=== Work instructions ===
Please write the next part of the mailing-list reply about the Permanent Revolution debate, picking up after its last sentence.

=== Source ===
====

The Permanent Revolution debate is a useless, phony debate

Armand Diego causebellum at yahoo.com
Mon Jul 7 22:11:50 MDT 2003


> From: "Jose G. Perez" <jg_perez at bellsouth.net>
wrote:

> Subject: The Permanent Revolution debate is a
> useless, phony debate
>
> I was there at the launch of this current debate on
> the Theory of Permanent Revolution in the
Trotskyists movement when Jack Barnes presented to the
SWP Political Committee some of the ideas and then an
> outline of the talk that was to become "Their
> Trotsky and Ours" in the early 1980s.

This would probably come to a shock to you and other
former members of the US SWP that can't get out of
their system their experience in that party:

The international Trotskyist movement, in most their
variances, did not give a damn about Jack Barnes, his
"Their Trotsky and Ours" and the alleged "debate" on
PR in the SWP.

Most Trotskyists around the world shrugged their
shoulders at the news, stated that they expected such
nonsense from Barnes for years and moved on to the
next point on the agenda.  The "debate" only had some
very limited impact in the anglo-saxon sections,
mostly linked to the SWP then... draw your own
conclussion about the demographics.

In that sense, you're right: the debate about PR in
the US SWP *was* (Not is) phony, nonsense, useless and
most revolutionary Marxists did not pay attention to
it.

====

Data lines:
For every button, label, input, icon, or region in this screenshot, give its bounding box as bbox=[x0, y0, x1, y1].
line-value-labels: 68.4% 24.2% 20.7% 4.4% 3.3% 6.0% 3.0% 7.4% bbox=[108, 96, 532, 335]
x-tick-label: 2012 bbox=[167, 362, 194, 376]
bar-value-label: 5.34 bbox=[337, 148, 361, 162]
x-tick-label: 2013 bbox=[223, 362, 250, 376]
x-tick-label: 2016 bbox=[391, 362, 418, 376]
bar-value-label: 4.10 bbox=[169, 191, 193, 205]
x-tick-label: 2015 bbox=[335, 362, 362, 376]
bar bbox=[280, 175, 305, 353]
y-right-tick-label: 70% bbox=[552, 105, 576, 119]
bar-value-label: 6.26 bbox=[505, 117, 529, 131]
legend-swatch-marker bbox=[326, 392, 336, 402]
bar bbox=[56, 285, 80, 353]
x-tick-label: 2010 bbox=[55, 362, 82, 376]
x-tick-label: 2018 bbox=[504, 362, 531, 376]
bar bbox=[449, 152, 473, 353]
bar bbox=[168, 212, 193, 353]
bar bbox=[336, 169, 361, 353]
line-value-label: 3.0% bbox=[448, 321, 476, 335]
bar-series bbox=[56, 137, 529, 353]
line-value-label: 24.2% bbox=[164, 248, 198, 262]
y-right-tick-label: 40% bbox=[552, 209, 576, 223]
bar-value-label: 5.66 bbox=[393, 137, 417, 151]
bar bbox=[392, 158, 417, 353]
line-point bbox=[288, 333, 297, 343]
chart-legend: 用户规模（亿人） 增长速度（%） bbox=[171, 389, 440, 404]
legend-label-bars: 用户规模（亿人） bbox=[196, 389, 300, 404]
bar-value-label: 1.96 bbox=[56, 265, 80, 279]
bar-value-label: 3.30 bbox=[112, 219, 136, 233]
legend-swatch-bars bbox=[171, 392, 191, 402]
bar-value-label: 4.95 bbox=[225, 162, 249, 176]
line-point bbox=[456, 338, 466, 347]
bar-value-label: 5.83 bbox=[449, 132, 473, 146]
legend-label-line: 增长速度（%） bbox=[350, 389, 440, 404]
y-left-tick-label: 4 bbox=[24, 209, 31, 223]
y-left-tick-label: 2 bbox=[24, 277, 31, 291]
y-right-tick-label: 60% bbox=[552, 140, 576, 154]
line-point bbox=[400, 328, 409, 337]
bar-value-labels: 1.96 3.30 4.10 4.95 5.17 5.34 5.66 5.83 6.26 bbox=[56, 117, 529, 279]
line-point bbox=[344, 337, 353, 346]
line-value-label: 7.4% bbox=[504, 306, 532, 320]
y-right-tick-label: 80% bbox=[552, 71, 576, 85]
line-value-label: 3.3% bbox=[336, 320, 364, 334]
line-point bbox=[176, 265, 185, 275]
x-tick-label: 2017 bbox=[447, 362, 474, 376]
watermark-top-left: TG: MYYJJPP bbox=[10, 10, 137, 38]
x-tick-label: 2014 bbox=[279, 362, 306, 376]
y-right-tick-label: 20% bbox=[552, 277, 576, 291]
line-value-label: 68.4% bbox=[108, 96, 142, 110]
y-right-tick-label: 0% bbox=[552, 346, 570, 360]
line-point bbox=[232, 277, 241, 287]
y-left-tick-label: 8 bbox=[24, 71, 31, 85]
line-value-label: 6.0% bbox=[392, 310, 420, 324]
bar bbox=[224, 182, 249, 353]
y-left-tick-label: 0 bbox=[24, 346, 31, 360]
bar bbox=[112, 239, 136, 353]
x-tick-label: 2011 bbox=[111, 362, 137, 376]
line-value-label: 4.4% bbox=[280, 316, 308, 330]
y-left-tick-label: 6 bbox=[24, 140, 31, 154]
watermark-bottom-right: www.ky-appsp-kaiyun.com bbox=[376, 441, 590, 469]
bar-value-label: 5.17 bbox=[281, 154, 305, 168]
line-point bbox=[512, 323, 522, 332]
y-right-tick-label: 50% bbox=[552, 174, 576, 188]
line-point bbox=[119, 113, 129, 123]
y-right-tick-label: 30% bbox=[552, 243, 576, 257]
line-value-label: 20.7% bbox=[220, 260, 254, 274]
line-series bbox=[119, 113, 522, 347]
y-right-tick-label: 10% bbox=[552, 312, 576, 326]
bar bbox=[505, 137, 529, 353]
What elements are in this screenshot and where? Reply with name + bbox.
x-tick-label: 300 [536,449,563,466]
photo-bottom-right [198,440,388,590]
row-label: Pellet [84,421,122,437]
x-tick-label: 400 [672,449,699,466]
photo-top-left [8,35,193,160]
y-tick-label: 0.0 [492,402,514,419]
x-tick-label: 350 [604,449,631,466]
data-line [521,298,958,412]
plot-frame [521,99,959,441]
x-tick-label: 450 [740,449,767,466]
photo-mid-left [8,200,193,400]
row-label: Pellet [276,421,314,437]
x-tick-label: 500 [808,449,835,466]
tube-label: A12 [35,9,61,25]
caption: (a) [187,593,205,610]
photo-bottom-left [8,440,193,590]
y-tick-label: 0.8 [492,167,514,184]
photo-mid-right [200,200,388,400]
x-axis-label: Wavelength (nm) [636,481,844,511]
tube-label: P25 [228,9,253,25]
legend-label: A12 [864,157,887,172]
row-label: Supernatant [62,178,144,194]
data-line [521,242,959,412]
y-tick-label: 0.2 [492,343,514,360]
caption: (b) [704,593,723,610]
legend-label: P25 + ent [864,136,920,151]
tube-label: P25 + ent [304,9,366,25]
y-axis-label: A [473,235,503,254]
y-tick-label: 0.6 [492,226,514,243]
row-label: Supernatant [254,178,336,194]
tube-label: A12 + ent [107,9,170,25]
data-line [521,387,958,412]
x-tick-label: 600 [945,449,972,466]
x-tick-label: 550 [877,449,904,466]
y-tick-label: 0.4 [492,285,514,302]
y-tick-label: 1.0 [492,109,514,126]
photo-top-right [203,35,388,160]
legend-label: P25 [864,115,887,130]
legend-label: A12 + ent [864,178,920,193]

====

=== Final result ===
Jose:

> Insofar as it concerns PR, apart from the rather
> obvious commonplace that a lot of people who called
themselves Trotskyists were sectarian idiots who
thought making a revolution was like making a cup of
instant coffee (in Maurice Bishop's inspired phrase),
I
> never, ever understood what all the shouting was
about. I still don't.

For obvious reasons, the problem was not about how
difficult is to make a revolution as compared to a cup
of coffee - as most people in the US can't make a
decent cup of coffee either - but the fact that those
who used to control the Marxist officialdom until the
90s insisted in passing every cup of coffee they brew
for a socialist revolution or, worse, for a socialist
society.  Barnes just tried to accomodate them.

> I had become aware that, first, this was not
> Trotsky's "theory" of permanent revolution. Clearly
not. It was Marx's theory, except, of course, that he
got it from the Jacobins, and I suspect that they, in
> turn, were influenced by some of Cromwell's folks.

A funny speech, but barely a sounding fact in the
above-paragraph.  Marx DID start some thinking about
the question of PR but never became a theory.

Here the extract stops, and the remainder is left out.